Each entry here needs to be set down again exactly, please; pictures are left out.

Collection entries
# # # #

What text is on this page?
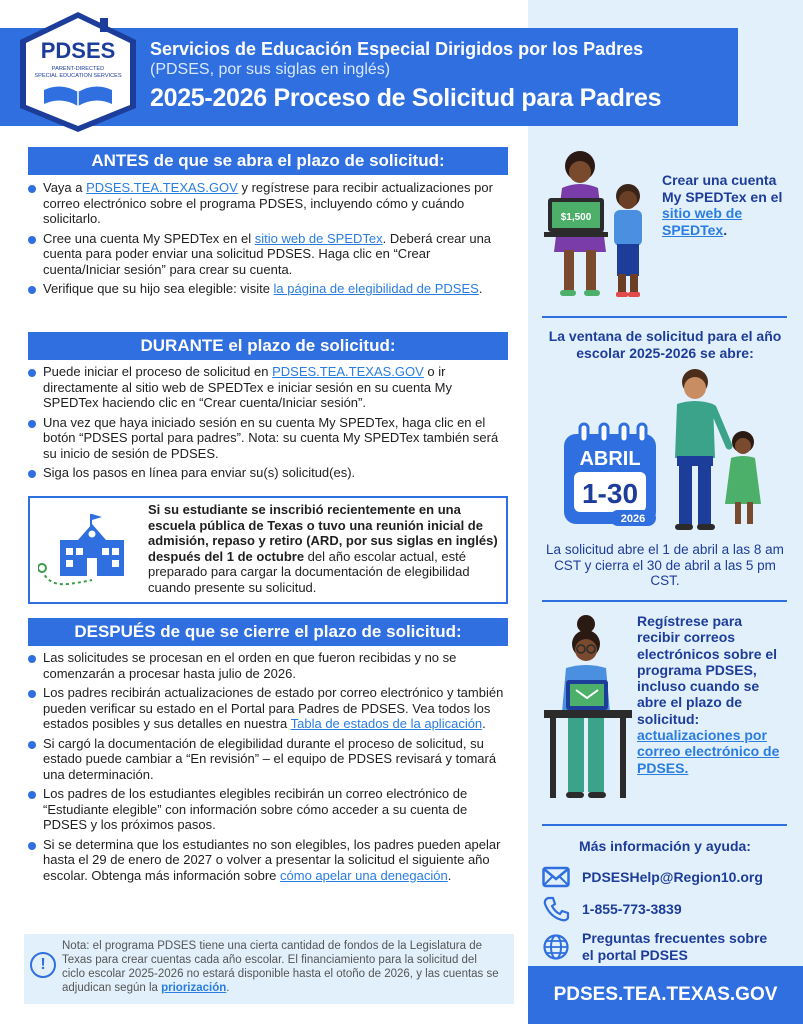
PDSES
PARENT-DIRECTED
SPECIAL EDUCATION SERVICES
Servicios de Educación Especial Dirigidos por los Padres
(PDSES, por sus siglas en inglés)
2025-2026 Proceso de Solicitud para Padres
ANTES de que se abra el plazo de solicitud:
Vaya a PDSES.TEA.TEXAS.GOV y regístrese para recibir actualizaciones por correo electrónico sobre el programa PDSES, incluyendo cómo y cuándo solicitarlo.
Cree una cuenta My SPEDTex en el sitio web de SPEDTex. Deberá crear una cuenta para poder enviar una solicitud PDSES. Haga clic en “Crear cuenta/Iniciar sesión” para crear su cuenta.
Verifique que su hijo sea elegible: visite la página de elegibilidad de PDSES.
DURANTE el plazo de solicitud:
Puede iniciar el proceso de solicitud en PDSES.TEA.TEXAS.GOV o ir directamente al sitio web de SPEDTex e iniciar sesión en su cuenta My SPEDTex haciendo clic en “Crear cuenta/Iniciar sesión”.
Una vez que haya iniciado sesión en su cuenta My SPEDTex, haga clic en el botón “PDSES portal para padres”. Nota: su cuenta My SPEDTex también será su inicio de sesión de PDSES.
Siga los pasos en línea para enviar su(s) solicitud(es).
Si su estudiante se inscribió recientemente en una escuela pública de Texas o tuvo una reunión inicial de admisión, repaso y retiro (ARD, por sus siglas en inglés) después del 1 de octubre del año escolar actual, esté preparado para cargar la documentación de elegibilidad cuando presente su solicitud.
DESPUÉS de que se cierre el plazo de solicitud:
Las solicitudes se procesan en el orden en que fueron recibidas y no se comenzarán a procesar hasta julio de 2026.
Los padres recibirán actualizaciones de estado por correo electrónico y también pueden verificar su estado en el Portal para Padres de PDSES. Vea todos los estados posibles y sus detalles en nuestra Tabla de estados de la aplicación.
Si cargó la documentación de elegibilidad durante el proceso de solicitud, su estado puede cambiar a “En revisión” – el equipo de PDSES revisará y tomará una determinación.
Los padres de los estudiantes elegibles recibirán un correo electrónico de “Estudiante elegible” con información sobre cómo acceder a su cuenta de PDSES y los próximos pasos.
Si se determina que los estudiantes no son elegibles, los padres pueden apelar hasta el 29 de enero de 2027 o volver a presentar la solicitud el siguiente año escolar. Obtenga más información sobre cómo apelar una denegación.
!
Nota: el programa PDSES tiene una cierta cantidad de fondos de la Legislatura de Texas para crear cuentas cada año escolar. El financiamiento para la solicitud del ciclo escolar 2025-2026 no estará disponible hasta el otoño de 2026, y las cuentas se adjudican según la priorización.
$1,500
Crear una cuenta My SPEDTex en el sitio web de SPEDTex.
La ventana de solicitud para el año escolar 2025-2026 se abre:
ABRIL
1-30
2026
La solicitud abre el 1 de abril a las 8 am CST y cierra el 30 de abril a las 5 pm CST.
Regístrese para recibir correos electrónicos sobre el programa PDSES, incluso cuando se abre el plazo de solicitud: actualizaciones por correo electrónico de PDSES.
Más información y ayuda:
PDSESHelp@Region10.org
1-855-773-3839
Preguntas frecuentes sobre el portal PDSES
PDSES.TEA.TEXAS.GOV
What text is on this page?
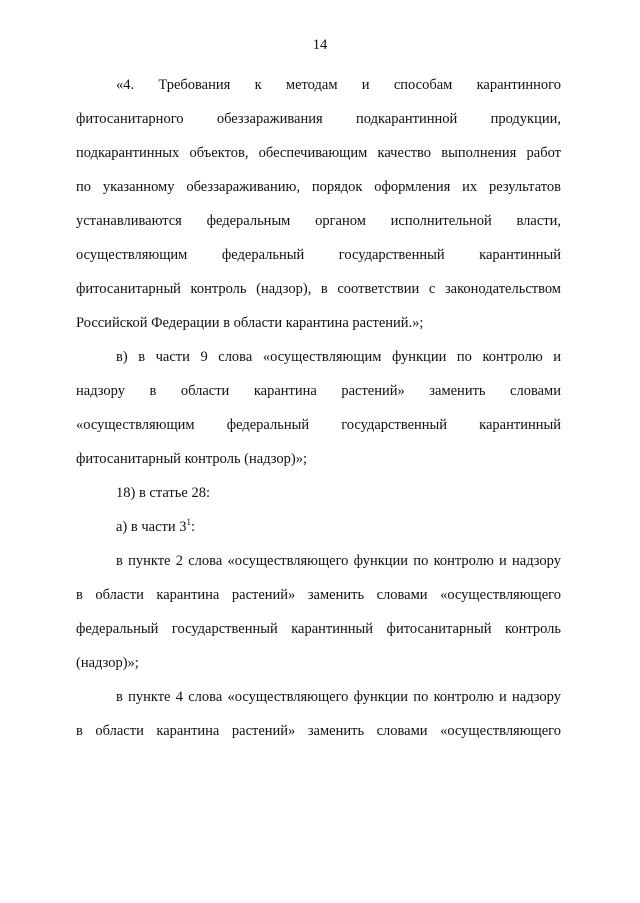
14

«4. Требования к методам и способам карантинного

фитосанитарного обеззараживания подкарантинной продукции,

подкарантинных объектов, обеспечивающим качество выполнения работ

по указанному обеззараживанию, порядок оформления их результатов

устанавливаются федеральным органом исполнительной власти,

осуществляющим федеральный государственный карантинный

фитосанитарный контроль (надзор), в соответствии с законодательством

Российской Федерации в области карантина растений.»;

в) в части 9 слова «осуществляющим функции по контролю и

надзору в области карантина растений» заменить словами

«осуществляющим федеральный государственный карантинный

фитосанитарный контроль (надзор)»;

18) в статье 28:

а) в части $3^1$:

в пункте 2 слова «осуществляющего функции по контролю и надзору

в области карантина растений» заменить словами «осуществляющего

федеральный государственный карантинный фитосанитарный контроль

(надзор)»;

в пункте 4 слова «осуществляющего функции по контролю и надзору

в области карантина растений» заменить словами «осуществляющего
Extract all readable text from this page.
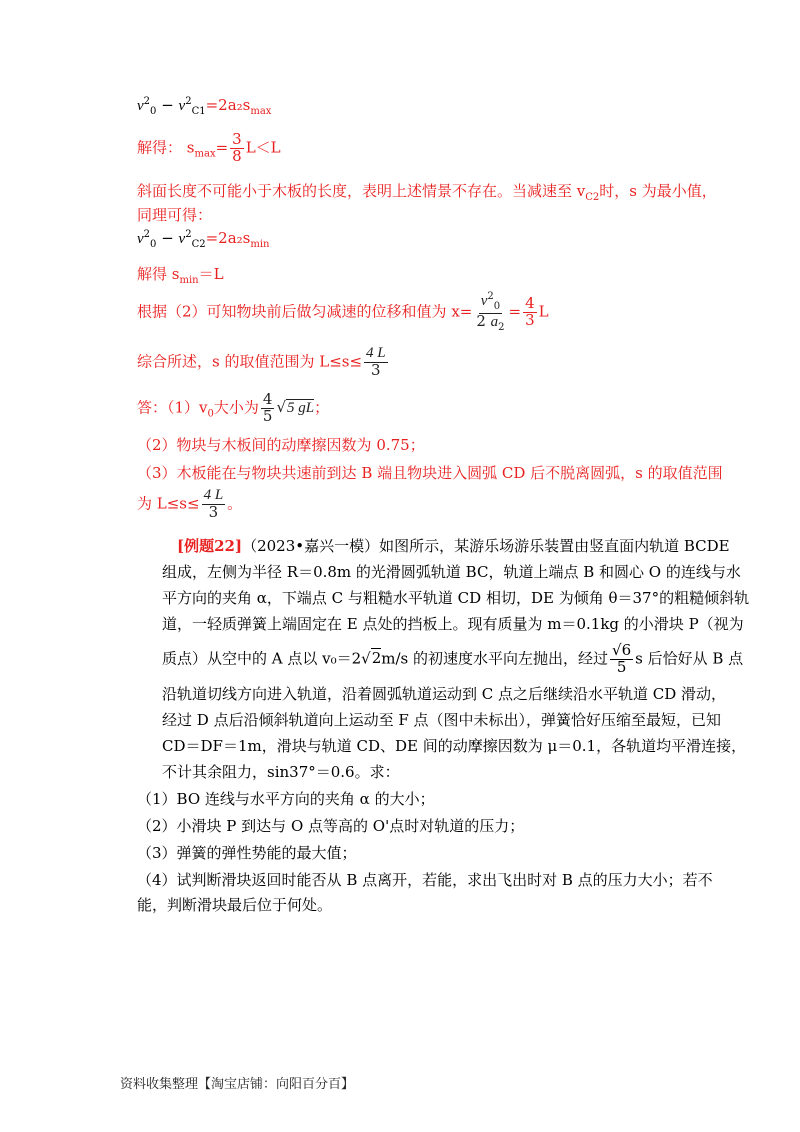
$v^2_0 - v^2_{C1}=2a_2s_{max}$
解得： $s_{max}= \frac{3}{8} L<L$
斜面长度不可能小于木板的长度，表明上述情景不存在。当减速至 $v_{C2}$时，s 为最小值，
同理可得：
$v^2_0 - v^2_{C2}=2a_2s_{min}$
解得 $s_{min}=L$
根据（2）可知物块前后做匀减速的位移和值为 $x= \frac{v^2_0}{2 a_2} = \frac{4}{3}$ L
综合所述，s 的取值范围为 $L\le s\le \frac{4 L}{3}$
答：$(1)v_0$大小为 $\frac{4}{5} √5$ gL；
（2）物块与木板间的动摩擦因数为 0.75；
（3）木板能在与物块共速前到达 B 端且物块进入圆弧 CD 后不脱离圆弧，s 的取值范围
为 $L\le s\le \frac{4 L}{3}$ 。
[例题22]（2023•嘉兴一模）如图所示，某游乐场游乐装置由竖直面内轨道 BCDE
组成，左侧为半径 R＝0.8m 的光滑圆弧轨道 BC，轨道上端点 B 和圆心 O 的连线与水
平方向的夹角 α，下端点 C 与粗糙水平轨道 CD 相切，DE 为倾角 θ＝37°的粗糙倾斜轨
道，一轻质弹簧上端固定在 E 点处的挡板上。现有质量为 m＝0.1kg 的小滑块 P（视为
质点）从空中的 A 点以 v₀＝2√2m/s 的初速度水平向左抛出，经过 $\frac{√6}{5}$ s 后恰好从 B 点
沿轨道切线方向进入轨道，沿着圆弧轨道运动到 C 点之后继续沿水平轨道 CD 滑动，
经过 D 点后沿倾斜轨道向上运动至 F 点（图中未标出），弹簧恰好压缩至最短，已知
CD＝DF＝1m，滑块与轨道 CD、DE 间的动摩擦因数为 μ＝0.1，各轨道均平滑连接，
不计其余阻力，sin37°＝0.6。求：
（1）BO 连线与水平方向的夹角 α 的大小；
（2）小滑块 P 到达与 O 点等高的 O'点时对轨道的压力；
（3）弹簧的弹性势能的最大值；
（4）试判断滑块返回时能否从 B 点离开，若能，求出飞出时对 B 点的压力大小；若不
能，判断滑块最后位于何处。
资料收集整理【淘宝店铺：向阳百分百】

# # # #

EXERCISE ANSWER
What text is on this page?
PDSES
PARENT-DIRECTED
SPECIAL EDUCATION SERVICES
Servicios de Educación Especial Dirigidos por los Padres
(PDSES, por sus siglas en inglés)
2025-2026 Proceso de Solicitud para Padres
ANTES de que se abra el plazo de solicitud:
Vaya a PDSES.TEA.TEXAS.GOV y regístrese para recibir actualizaciones por correo electrónico sobre el programa PDSES, incluyendo cómo y cuándo solicitarlo.
Cree una cuenta My SPEDTex en el sitio web de SPEDTex. Deberá crear una cuenta para poder enviar una solicitud PDSES. Haga clic en “Crear cuenta/Iniciar sesión” para crear su cuenta.
Verifique que su hijo sea elegible: visite la página de elegibilidad de PDSES.
DURANTE el plazo de solicitud:
Puede iniciar el proceso de solicitud en PDSES.TEA.TEXAS.GOV o ir directamente al sitio web de SPEDTex e iniciar sesión en su cuenta My SPEDTex haciendo clic en “Crear cuenta/Iniciar sesión”.
Una vez que haya iniciado sesión en su cuenta My SPEDTex, haga clic en el botón “PDSES portal para padres”. Nota: su cuenta My SPEDTex también será su inicio de sesión de PDSES.
Siga los pasos en línea para enviar su(s) solicitud(es).
Si su estudiante se inscribió recientemente en una escuela pública de Texas o tuvo una reunión inicial de admisión, repaso y retiro (ARD, por sus siglas en inglés) después del 1 de octubre del año escolar actual, esté preparado para cargar la documentación de elegibilidad cuando presente su solicitud.
DESPUÉS de que se cierre el plazo de solicitud:
Las solicitudes se procesan en el orden en que fueron recibidas y no se comenzarán a procesar hasta julio de 2026.
Los padres recibirán actualizaciones de estado por correo electrónico y también pueden verificar su estado en el Portal para Padres de PDSES. Vea todos los estados posibles y sus detalles en nuestra Tabla de estados de la aplicación.
Si cargó la documentación de elegibilidad durante el proceso de solicitud, su estado puede cambiar a “En revisión” – el equipo de PDSES revisará y tomará una determinación.
Los padres de los estudiantes elegibles recibirán un correo electrónico de “Estudiante elegible” con información sobre cómo acceder a su cuenta de PDSES y los próximos pasos.
Si se determina que los estudiantes no son elegibles, los padres pueden apelar hasta el 29 de enero de 2027 o volver a presentar la solicitud el siguiente año escolar. Obtenga más información sobre cómo apelar una denegación.
!
Nota: el programa PDSES tiene una cierta cantidad de fondos de la Legislatura de Texas para crear cuentas cada año escolar. El financiamiento para la solicitud del ciclo escolar 2025-2026 no estará disponible hasta el otoño de 2026, y las cuentas se adjudican según la priorización.
$1,500
Crear una cuenta My SPEDTex en el sitio web de SPEDTex.
La ventana de solicitud para el año escolar 2025-2026 se abre:
ABRIL
1-30
2026
La solicitud abre el 1 de abril a las 8 am CST y cierra el 30 de abril a las 5 pm CST.
Regístrese para recibir correos electrónicos sobre el programa PDSES, incluso cuando se abre el plazo de solicitud: actualizaciones por correo electrónico de PDSES.
Más información y ayuda:
PDSESHelp@Region10.org
1-855-773-3839
Preguntas frecuentes sobre el portal PDSES
PDSES.TEA.TEXAS.GOV
What text is on this page?
14

«4. Требования к методам и способам карантинного

фитосанитарного обеззараживания подкарантинной продукции,

подкарантинных объектов, обеспечивающим качество выполнения работ

по указанному обеззараживанию, порядок оформления их результатов

устанавливаются федеральным органом исполнительной власти,

осуществляющим федеральный государственный карантинный

фитосанитарный контроль (надзор), в соответствии с законодательством

Российской Федерации в области карантина растений.»;

в) в части 9 слова «осуществляющим функции по контролю и

надзору в области карантина растений» заменить словами

«осуществляющим федеральный государственный карантинный

фитосанитарный контроль (надзор)»;

18) в статье 28:

а) в части $3^1$:

в пункте 2 слова «осуществляющего функции по контролю и надзору

в области карантина растений» заменить словами «осуществляющего

федеральный государственный карантинный фитосанитарный контроль

(надзор)»;

в пункте 4 слова «осуществляющего функции по контролю и надзору

в области карантина растений» заменить словами «осуществляющего
Extract all readable text from this page.
$v^2_0 - v^2_{C1}=2a_2s_{max}$
解得： $s_{max}= \frac{3}{8} L<L$
斜面长度不可能小于木板的长度，表明上述情景不存在。当减速至 $v_{C2}$时，s 为最小值，
同理可得：
$v^2_0 - v^2_{C2}=2a_2s_{min}$
解得 $s_{min}=L$
根据（2）可知物块前后做匀减速的位移和值为 $x= \frac{v^2_0}{2 a_2} = \frac{4}{3}$ L
综合所述，s 的取值范围为 $L\le s\le \frac{4 L}{3}$
答：$(1)v_0$大小为 $\frac{4}{5} √5$ gL；
（2）物块与木板间的动摩擦因数为 0.75；
（3）木板能在与物块共速前到达 B 端且物块进入圆弧 CD 后不脱离圆弧，s 的取值范围
为 $L\le s\le \frac{4 L}{3}$ 。
[例题22]（2023•嘉兴一模）如图所示，某游乐场游乐装置由竖直面内轨道 BCDE
组成，左侧为半径 R＝0.8m 的光滑圆弧轨道 BC，轨道上端点 B 和圆心 O 的连线与水
平方向的夹角 α，下端点 C 与粗糙水平轨道 CD 相切，DE 为倾角 θ＝37°的粗糙倾斜轨
道，一轻质弹簧上端固定在 E 点处的挡板上。现有质量为 m＝0.1kg 的小滑块 P（视为
质点）从空中的 A 点以 v₀＝2√2m/s 的初速度水平向左抛出，经过 $\frac{√6}{5}$ s 后恰好从 B 点
沿轨道切线方向进入轨道，沿着圆弧轨道运动到 C 点之后继续沿水平轨道 CD 滑动，
经过 D 点后沿倾斜轨道向上运动至 F 点（图中未标出），弹簧恰好压缩至最短，已知
CD＝DF＝1m，滑块与轨道 CD、DE 间的动摩擦因数为 μ＝0.1，各轨道均平滑连接，
不计其余阻力，sin37°＝0.6。求：
（1）BO 连线与水平方向的夹角 α 的大小；
（2）小滑块 P 到达与 O 点等高的 O'点时对轨道的压力；
（3）弹簧的弹性势能的最大值；
（4）试判断滑块返回时能否从 B 点离开，若能，求出飞出时对 B 点的压力大小；若不
能，判断滑块最后位于何处。
资料收集整理【淘宝店铺：向阳百分百】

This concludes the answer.